Copy out, from the entries below, each line holding the string "content".

## Supplied information
--- Begin ---

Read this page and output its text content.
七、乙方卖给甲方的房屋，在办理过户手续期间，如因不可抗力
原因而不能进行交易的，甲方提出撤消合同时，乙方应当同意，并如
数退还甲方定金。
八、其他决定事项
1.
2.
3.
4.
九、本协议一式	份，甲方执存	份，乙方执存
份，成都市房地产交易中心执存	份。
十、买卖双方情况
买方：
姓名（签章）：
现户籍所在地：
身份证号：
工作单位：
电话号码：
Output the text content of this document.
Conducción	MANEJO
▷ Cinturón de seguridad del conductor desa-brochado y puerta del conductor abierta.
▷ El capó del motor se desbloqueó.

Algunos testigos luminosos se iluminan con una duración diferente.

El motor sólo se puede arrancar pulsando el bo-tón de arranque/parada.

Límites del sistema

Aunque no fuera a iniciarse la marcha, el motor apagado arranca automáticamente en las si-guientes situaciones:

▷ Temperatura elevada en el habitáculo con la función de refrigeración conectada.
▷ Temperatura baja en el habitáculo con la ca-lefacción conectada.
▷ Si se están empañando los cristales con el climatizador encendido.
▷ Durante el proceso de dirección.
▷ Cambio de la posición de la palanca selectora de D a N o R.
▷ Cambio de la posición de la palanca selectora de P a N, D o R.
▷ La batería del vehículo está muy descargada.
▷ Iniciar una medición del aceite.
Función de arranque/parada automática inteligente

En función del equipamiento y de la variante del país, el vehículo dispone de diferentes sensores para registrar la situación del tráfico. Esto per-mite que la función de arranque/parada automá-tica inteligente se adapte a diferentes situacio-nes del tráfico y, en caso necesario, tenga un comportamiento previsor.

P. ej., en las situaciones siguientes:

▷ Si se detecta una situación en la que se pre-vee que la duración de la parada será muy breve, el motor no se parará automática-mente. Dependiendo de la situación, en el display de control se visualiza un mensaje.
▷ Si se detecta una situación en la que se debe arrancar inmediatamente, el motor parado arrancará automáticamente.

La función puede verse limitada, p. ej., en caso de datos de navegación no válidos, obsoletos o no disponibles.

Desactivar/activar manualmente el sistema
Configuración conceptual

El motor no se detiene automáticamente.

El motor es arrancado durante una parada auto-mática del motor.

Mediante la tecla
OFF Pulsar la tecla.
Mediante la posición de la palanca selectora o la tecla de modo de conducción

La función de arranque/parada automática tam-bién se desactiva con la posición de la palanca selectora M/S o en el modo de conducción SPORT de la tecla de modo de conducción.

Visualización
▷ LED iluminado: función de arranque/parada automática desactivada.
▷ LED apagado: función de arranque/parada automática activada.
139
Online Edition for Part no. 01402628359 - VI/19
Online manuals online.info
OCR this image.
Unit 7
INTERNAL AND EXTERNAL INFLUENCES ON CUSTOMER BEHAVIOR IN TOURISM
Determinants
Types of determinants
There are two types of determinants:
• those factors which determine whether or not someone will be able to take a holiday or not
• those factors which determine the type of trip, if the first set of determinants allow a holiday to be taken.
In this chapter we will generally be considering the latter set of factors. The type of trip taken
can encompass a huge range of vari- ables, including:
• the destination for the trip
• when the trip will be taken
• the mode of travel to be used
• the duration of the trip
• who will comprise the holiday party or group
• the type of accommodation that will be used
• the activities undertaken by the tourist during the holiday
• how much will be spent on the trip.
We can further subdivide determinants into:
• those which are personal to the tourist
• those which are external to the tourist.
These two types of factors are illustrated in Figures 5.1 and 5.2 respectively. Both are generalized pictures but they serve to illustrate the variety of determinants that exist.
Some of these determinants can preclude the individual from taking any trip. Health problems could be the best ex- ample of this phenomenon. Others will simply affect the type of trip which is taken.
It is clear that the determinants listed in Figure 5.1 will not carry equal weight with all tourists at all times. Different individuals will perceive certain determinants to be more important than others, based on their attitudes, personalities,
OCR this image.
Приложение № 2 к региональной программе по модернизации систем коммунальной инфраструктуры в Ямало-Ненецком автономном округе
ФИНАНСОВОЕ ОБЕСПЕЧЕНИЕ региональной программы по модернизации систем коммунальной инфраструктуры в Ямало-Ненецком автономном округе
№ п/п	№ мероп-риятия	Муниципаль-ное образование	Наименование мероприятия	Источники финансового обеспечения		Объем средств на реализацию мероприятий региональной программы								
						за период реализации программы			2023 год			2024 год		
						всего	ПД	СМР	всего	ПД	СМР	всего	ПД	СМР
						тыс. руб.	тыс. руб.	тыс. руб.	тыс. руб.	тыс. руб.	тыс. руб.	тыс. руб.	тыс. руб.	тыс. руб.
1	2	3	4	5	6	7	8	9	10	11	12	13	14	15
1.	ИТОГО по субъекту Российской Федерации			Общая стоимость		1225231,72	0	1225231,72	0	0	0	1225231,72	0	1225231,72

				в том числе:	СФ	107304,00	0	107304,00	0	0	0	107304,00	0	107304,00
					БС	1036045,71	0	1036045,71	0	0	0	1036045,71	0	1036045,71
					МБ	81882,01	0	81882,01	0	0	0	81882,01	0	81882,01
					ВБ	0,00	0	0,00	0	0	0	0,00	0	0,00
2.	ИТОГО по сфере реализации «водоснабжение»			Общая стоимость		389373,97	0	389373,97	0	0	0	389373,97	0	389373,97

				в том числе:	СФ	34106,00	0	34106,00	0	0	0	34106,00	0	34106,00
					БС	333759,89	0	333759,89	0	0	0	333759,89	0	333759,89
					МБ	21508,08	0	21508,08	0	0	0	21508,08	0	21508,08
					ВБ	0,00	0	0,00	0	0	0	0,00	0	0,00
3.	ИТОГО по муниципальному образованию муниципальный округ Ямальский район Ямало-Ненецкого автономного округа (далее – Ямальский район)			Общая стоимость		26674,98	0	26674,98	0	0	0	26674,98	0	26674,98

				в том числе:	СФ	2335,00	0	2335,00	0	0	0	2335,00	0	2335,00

--- End ---

## Task result
Read this page and output its text content.
Output the text content of this document.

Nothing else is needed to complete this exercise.